===== STORED ROWS =====

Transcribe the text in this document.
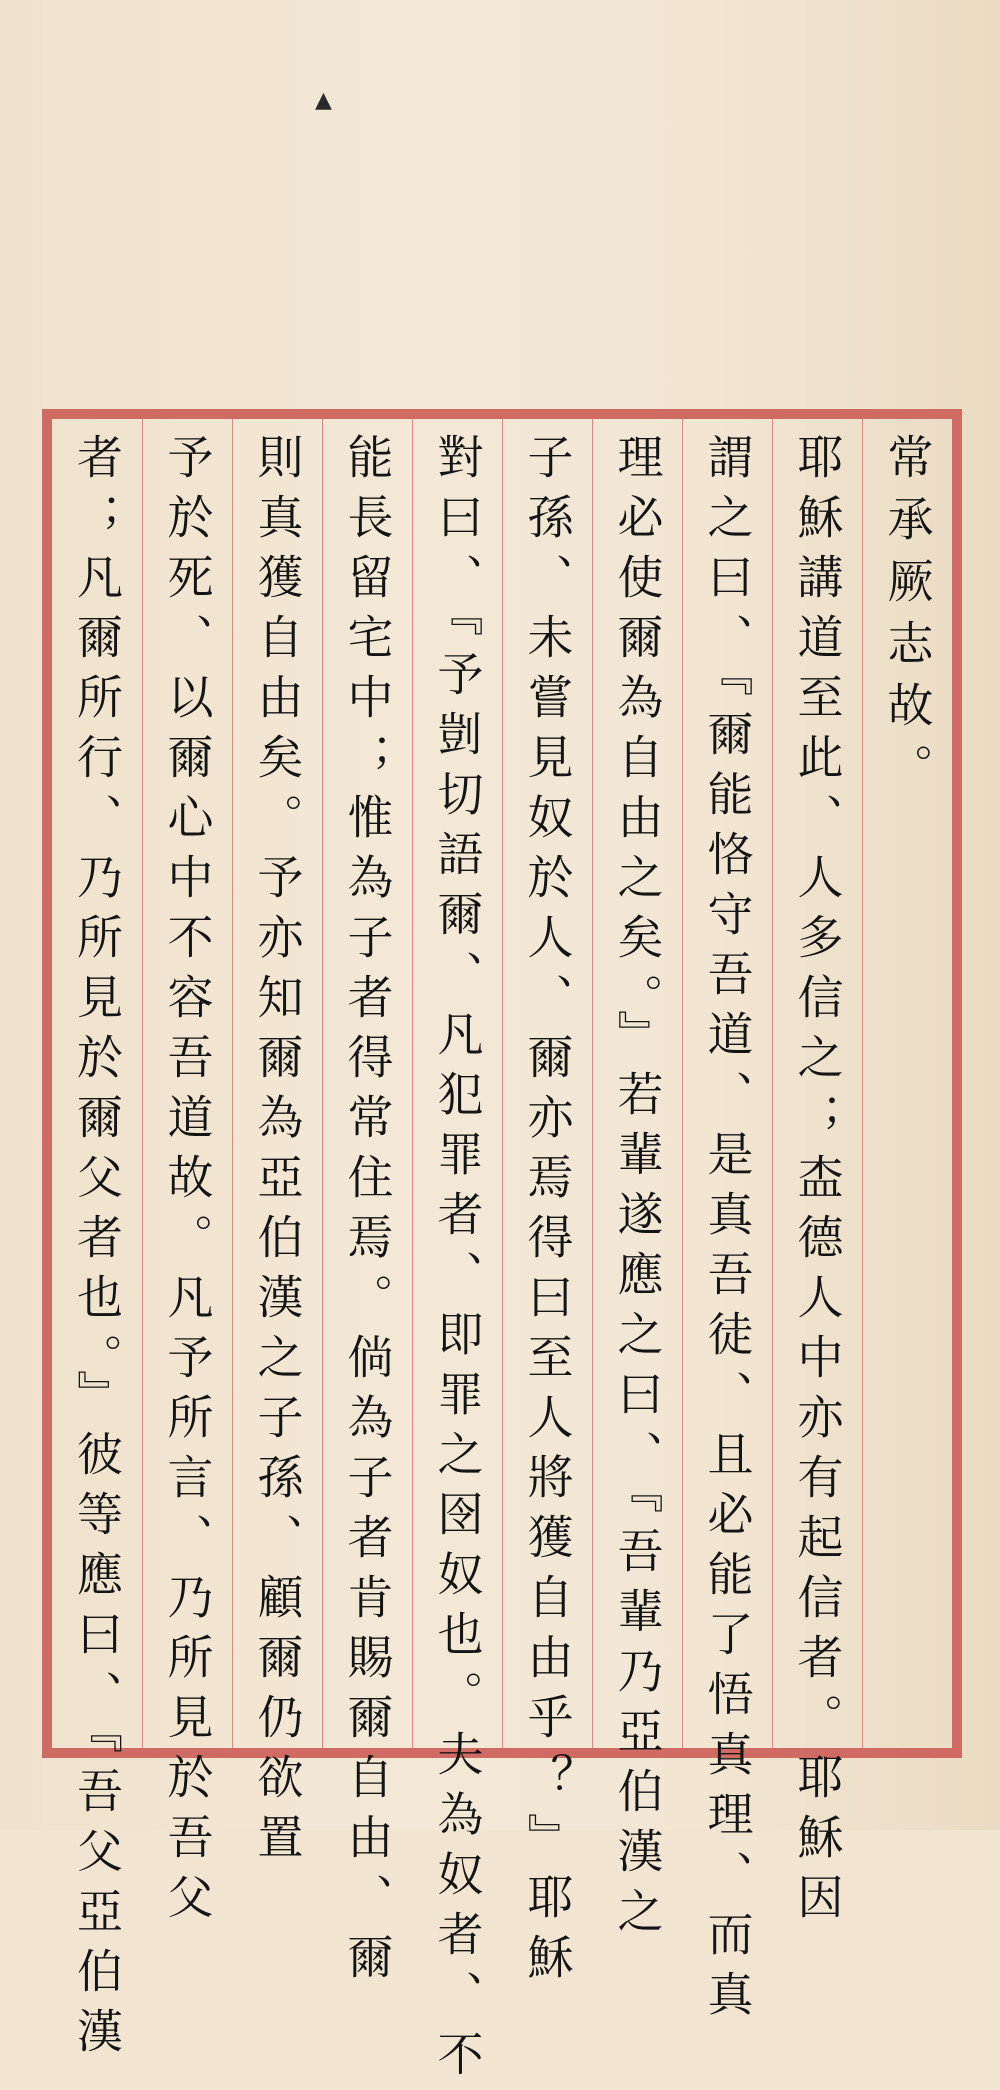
▲
常承厥志故。
耶穌講道至此、人多信之；㭗德人中亦有起信者。耶穌因
謂之曰、『爾能恪守吾道、是真吾徒、且必能了悟真理、而真
理必使爾為自由之矣。』若輩遂應之曰、『吾輩乃亞伯漢之
子孫、未嘗見奴於人、爾亦焉得曰至人將獲自由乎？』耶穌
對曰、『予剴切語爾、凡犯罪者、即罪之囹奴也。夫為奴者、不
能長留宅中；惟為子者得常住焉。倘為子者肯賜爾自由、爾
則真獲自由矣。予亦知爾為亞伯漢之子孫、顧爾仍欲置
予於死、以爾心中不容吾道故。凡予所言、乃所見於吾父
者；凡爾所行、乃所見於爾父者也。』彼等應曰、『吾父亞伯漢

=====

● PROBLEM TO WORK ON
The listing above must be printed again exactly, minus its pictures.

● SOLUTION TO THE PROBLEM
Transcribe the text in this document.
▲
常承厥志故。
耶穌講道至此、人多信之；㭗德人中亦有起信者。耶穌因
謂之曰、『爾能恪守吾道、是真吾徒、且必能了悟真理、而真
理必使爾為自由之矣。』若輩遂應之曰、『吾輩乃亞伯漢之
子孫、未嘗見奴於人、爾亦焉得曰至人將獲自由乎？』耶穌
對曰、『予剴切語爾、凡犯罪者、即罪之囹奴也。夫為奴者、不
能長留宅中；惟為子者得常住焉。倘為子者肯賜爾自由、爾
則真獲自由矣。予亦知爾為亞伯漢之子孫、顧爾仍欲置
予於死、以爾心中不容吾道故。凡予所言、乃所見於吾父
者；凡爾所行、乃所見於爾父者也。』彼等應曰、『吾父亞伯漢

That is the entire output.